DATASET EXCERPTS —
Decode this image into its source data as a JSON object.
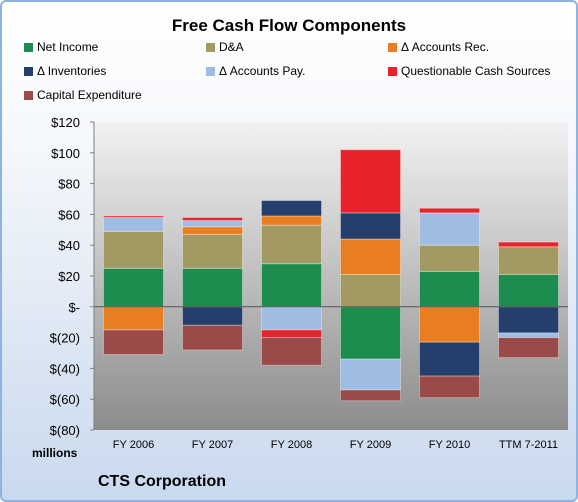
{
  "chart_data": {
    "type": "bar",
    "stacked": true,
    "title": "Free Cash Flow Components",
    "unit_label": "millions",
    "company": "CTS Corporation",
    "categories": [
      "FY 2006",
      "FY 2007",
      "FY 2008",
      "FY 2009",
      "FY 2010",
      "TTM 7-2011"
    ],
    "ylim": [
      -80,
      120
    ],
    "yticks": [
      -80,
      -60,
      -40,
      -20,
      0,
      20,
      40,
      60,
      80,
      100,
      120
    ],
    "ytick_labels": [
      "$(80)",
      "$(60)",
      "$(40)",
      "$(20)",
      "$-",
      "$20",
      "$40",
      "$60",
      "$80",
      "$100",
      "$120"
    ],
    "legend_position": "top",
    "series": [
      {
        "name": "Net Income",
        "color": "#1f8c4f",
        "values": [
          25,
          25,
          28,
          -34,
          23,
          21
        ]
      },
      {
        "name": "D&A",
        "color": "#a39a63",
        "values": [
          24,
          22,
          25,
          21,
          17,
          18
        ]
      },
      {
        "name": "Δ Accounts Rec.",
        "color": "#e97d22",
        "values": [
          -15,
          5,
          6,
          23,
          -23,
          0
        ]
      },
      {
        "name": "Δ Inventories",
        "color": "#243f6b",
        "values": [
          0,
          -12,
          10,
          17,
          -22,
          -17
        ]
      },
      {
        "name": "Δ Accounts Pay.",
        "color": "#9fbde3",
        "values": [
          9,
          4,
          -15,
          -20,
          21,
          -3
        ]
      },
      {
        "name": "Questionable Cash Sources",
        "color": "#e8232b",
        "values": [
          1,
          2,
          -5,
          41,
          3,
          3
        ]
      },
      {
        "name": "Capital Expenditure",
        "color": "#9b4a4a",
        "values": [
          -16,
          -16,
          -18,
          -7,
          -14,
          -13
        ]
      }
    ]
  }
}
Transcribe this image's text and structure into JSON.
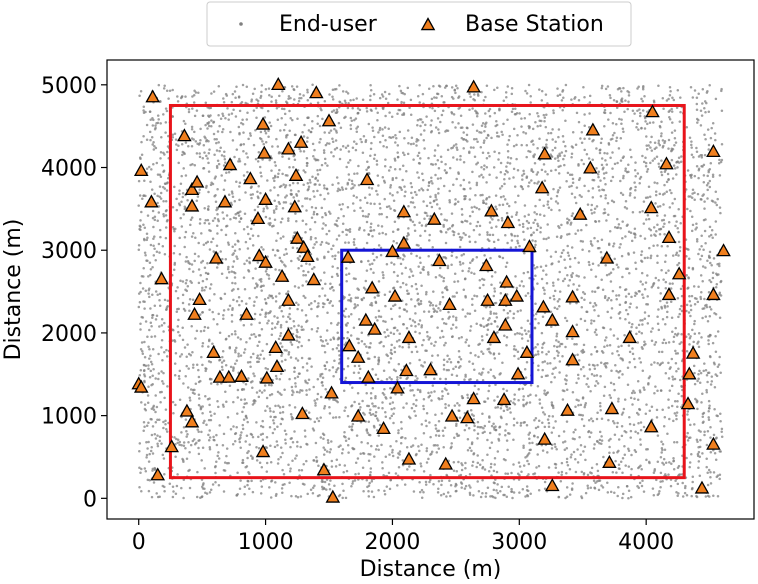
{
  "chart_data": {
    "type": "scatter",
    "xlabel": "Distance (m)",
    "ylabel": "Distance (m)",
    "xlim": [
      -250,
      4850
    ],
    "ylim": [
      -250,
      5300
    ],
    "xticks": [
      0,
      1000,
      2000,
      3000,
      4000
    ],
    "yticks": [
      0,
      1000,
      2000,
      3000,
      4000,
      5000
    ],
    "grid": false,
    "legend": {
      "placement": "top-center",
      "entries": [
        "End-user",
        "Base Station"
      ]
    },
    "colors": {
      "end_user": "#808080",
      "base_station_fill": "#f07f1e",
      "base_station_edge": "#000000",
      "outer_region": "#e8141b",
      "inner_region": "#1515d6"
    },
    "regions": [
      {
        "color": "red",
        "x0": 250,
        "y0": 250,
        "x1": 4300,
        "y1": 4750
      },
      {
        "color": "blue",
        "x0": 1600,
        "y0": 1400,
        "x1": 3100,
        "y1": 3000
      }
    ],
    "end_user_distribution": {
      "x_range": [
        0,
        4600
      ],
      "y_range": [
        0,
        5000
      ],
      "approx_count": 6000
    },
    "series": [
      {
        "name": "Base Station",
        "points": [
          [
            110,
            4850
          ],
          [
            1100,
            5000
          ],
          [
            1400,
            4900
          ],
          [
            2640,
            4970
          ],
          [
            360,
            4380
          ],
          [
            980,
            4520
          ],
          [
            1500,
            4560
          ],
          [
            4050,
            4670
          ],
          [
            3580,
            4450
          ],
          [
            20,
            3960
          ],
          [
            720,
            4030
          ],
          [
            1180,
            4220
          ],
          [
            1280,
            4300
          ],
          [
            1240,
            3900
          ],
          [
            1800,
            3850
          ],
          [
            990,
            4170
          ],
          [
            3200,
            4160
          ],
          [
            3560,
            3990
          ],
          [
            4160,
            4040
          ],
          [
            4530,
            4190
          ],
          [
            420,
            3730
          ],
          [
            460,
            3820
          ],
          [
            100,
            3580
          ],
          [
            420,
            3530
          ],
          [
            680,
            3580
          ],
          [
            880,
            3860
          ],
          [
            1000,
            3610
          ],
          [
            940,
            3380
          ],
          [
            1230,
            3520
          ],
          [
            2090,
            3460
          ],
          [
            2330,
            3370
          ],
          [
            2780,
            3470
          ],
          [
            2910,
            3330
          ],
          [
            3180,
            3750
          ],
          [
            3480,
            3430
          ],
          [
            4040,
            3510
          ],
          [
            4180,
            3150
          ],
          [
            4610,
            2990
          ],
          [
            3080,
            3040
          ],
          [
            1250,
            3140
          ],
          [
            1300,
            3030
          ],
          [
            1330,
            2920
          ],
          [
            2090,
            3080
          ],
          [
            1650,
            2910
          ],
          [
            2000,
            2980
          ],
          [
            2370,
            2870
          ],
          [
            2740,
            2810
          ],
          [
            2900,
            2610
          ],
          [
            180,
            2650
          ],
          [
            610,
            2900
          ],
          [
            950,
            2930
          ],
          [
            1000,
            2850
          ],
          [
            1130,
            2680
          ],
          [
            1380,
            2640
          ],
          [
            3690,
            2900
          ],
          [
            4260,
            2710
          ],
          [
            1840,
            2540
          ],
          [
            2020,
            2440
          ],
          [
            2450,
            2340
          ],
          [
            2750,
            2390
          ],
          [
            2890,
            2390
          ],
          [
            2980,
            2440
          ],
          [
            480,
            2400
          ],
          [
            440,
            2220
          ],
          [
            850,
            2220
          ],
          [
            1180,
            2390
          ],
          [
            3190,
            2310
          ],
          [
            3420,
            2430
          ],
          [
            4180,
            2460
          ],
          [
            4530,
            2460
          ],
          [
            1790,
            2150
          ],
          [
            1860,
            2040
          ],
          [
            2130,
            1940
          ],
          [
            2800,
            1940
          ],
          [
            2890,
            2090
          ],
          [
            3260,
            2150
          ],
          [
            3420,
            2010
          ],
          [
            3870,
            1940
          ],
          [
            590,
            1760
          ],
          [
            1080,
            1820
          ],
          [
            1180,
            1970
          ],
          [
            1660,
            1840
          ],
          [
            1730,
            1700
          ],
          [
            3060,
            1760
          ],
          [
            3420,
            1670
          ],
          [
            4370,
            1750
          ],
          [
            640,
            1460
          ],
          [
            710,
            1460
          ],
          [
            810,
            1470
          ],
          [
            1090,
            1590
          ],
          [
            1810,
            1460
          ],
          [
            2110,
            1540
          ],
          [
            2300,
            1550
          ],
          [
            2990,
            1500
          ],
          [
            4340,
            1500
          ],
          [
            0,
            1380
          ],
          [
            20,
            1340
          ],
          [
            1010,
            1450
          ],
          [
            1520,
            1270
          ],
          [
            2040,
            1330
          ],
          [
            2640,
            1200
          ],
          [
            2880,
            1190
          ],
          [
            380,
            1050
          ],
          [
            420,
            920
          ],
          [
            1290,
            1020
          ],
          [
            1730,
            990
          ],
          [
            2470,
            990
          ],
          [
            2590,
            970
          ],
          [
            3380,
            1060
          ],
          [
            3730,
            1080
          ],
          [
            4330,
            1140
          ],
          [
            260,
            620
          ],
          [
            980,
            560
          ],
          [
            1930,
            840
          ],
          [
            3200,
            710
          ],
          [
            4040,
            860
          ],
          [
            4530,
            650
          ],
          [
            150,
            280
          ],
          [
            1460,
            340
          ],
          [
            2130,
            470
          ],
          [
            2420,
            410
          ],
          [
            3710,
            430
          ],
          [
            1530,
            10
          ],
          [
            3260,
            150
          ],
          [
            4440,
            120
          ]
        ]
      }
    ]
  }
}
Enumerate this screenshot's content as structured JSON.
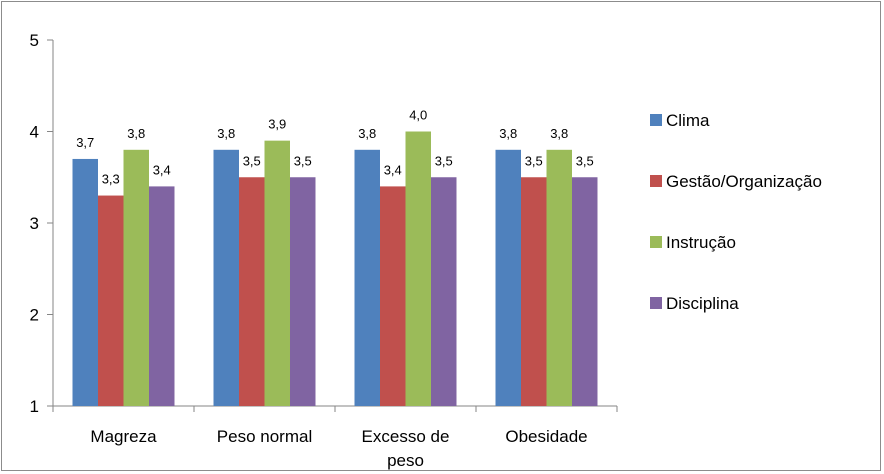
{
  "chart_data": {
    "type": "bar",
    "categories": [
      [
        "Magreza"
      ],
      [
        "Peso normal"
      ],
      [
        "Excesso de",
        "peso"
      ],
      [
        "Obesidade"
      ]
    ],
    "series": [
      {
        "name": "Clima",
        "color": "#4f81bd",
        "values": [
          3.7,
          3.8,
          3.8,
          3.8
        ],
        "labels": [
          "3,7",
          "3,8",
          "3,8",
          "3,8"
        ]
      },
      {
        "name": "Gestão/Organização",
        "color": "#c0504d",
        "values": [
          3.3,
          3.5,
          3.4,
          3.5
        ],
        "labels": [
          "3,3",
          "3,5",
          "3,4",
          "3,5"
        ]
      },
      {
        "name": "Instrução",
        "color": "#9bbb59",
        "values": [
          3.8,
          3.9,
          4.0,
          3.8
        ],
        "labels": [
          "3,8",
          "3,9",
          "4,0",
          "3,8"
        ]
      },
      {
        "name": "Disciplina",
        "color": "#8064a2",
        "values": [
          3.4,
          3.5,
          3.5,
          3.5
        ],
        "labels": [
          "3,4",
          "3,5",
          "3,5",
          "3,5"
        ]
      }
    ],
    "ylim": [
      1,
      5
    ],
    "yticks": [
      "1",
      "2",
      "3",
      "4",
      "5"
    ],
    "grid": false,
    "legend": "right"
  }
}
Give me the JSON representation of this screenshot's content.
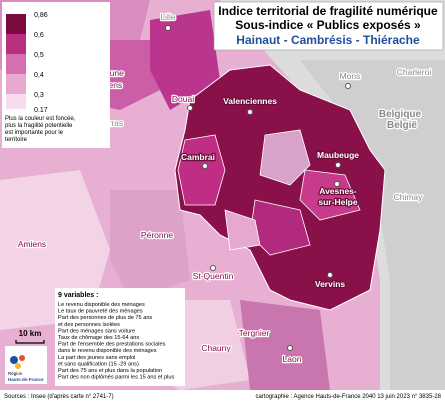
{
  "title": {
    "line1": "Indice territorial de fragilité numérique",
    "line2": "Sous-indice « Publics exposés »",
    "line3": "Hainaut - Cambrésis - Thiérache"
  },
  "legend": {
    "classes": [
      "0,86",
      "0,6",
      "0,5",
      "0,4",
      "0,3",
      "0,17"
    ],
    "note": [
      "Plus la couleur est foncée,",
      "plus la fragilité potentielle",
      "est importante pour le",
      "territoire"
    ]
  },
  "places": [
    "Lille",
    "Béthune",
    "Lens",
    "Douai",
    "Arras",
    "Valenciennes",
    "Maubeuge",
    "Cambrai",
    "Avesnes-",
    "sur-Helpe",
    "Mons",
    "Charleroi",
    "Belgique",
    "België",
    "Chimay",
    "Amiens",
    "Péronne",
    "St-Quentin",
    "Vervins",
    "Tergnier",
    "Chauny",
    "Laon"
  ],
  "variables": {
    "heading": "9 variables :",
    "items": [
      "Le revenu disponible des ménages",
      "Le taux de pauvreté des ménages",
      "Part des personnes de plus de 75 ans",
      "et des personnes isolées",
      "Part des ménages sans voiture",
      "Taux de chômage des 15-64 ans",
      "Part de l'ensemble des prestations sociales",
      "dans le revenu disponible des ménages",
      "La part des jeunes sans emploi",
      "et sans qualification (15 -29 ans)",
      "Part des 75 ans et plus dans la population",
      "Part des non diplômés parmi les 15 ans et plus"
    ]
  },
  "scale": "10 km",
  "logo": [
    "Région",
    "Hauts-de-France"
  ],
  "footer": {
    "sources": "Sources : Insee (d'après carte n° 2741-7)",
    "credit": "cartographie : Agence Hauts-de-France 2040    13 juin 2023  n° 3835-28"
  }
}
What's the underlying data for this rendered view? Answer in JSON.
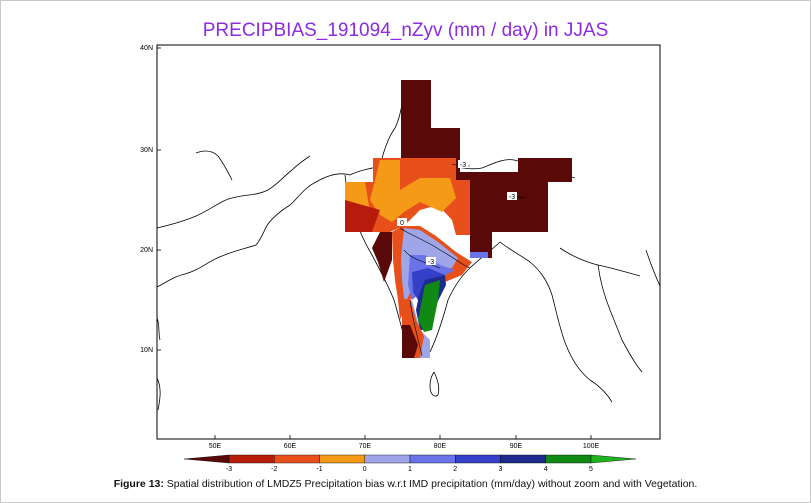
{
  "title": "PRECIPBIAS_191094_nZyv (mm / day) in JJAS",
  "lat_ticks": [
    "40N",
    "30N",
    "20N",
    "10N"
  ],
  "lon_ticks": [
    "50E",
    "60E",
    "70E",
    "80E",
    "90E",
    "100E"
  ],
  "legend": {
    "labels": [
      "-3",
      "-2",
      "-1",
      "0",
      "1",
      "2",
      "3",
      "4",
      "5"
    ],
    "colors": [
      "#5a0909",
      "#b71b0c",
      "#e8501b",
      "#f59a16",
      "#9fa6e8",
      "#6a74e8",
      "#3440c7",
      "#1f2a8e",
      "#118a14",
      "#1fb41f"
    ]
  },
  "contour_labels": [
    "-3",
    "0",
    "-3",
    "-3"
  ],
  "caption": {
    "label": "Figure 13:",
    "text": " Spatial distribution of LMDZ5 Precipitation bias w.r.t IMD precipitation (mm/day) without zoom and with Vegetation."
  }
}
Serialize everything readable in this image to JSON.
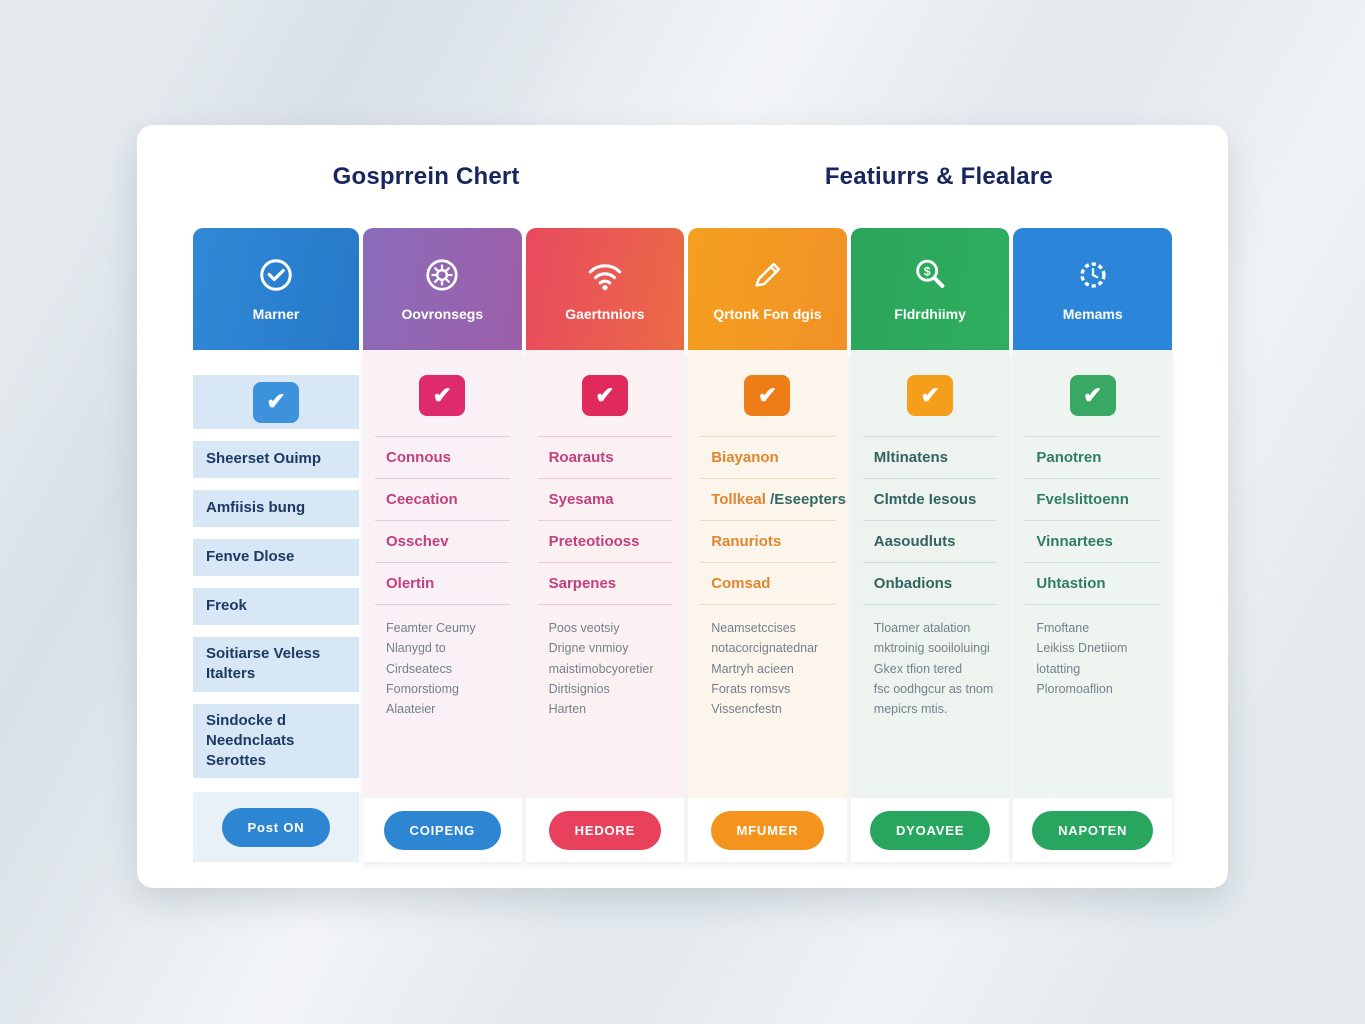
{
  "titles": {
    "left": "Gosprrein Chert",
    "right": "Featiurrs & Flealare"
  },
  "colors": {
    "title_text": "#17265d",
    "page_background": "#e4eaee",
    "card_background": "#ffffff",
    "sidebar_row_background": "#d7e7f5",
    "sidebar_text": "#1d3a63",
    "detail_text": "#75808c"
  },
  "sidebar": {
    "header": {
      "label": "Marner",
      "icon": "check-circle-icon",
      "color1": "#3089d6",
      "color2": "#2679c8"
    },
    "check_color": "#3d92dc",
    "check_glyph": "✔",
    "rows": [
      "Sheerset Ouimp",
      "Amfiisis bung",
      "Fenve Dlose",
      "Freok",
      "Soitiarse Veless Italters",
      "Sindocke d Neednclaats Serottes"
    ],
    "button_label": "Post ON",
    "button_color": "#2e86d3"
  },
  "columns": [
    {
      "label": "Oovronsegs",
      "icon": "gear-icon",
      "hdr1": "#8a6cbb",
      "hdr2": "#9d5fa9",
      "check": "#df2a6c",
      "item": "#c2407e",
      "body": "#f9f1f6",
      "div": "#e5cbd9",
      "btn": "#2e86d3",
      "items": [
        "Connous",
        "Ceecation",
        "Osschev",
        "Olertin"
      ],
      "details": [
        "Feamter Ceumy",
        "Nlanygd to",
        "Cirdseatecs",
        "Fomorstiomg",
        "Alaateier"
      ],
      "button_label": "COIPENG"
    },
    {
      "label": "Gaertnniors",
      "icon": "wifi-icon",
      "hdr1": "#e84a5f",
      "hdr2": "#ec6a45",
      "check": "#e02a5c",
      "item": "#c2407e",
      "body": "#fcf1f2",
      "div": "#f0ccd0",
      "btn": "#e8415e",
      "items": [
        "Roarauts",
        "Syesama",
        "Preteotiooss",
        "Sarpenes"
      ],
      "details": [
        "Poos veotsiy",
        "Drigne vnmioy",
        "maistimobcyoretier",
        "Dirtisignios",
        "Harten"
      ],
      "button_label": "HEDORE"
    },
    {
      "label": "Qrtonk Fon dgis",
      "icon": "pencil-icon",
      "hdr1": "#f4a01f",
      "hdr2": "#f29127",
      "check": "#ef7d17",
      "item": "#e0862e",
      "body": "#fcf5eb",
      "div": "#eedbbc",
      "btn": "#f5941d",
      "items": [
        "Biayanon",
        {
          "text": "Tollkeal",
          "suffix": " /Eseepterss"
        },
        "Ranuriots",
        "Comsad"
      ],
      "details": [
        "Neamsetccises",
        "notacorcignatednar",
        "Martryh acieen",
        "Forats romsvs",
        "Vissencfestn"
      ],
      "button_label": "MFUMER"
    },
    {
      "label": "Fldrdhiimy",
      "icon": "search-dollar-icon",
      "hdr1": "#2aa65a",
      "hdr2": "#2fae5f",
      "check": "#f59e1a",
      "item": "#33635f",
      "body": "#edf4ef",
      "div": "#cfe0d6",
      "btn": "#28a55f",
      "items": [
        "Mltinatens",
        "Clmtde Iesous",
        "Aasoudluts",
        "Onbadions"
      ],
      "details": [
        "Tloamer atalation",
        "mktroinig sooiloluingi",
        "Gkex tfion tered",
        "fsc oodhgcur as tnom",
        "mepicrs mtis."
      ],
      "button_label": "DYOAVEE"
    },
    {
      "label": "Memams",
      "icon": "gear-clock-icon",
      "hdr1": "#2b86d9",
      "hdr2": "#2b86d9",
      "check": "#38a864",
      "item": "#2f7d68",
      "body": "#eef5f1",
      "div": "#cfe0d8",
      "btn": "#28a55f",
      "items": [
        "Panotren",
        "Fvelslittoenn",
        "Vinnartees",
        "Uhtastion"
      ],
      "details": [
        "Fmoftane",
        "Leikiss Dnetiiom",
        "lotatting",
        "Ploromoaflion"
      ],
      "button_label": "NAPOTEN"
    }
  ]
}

STATED TASK —
The lines to collect are those holding the string "into"; copy them all.

ANSWER TO THIS PROBLEM —
Decode this image into its source data as a JSON object.
Transcribe this image's text and structure into JSON.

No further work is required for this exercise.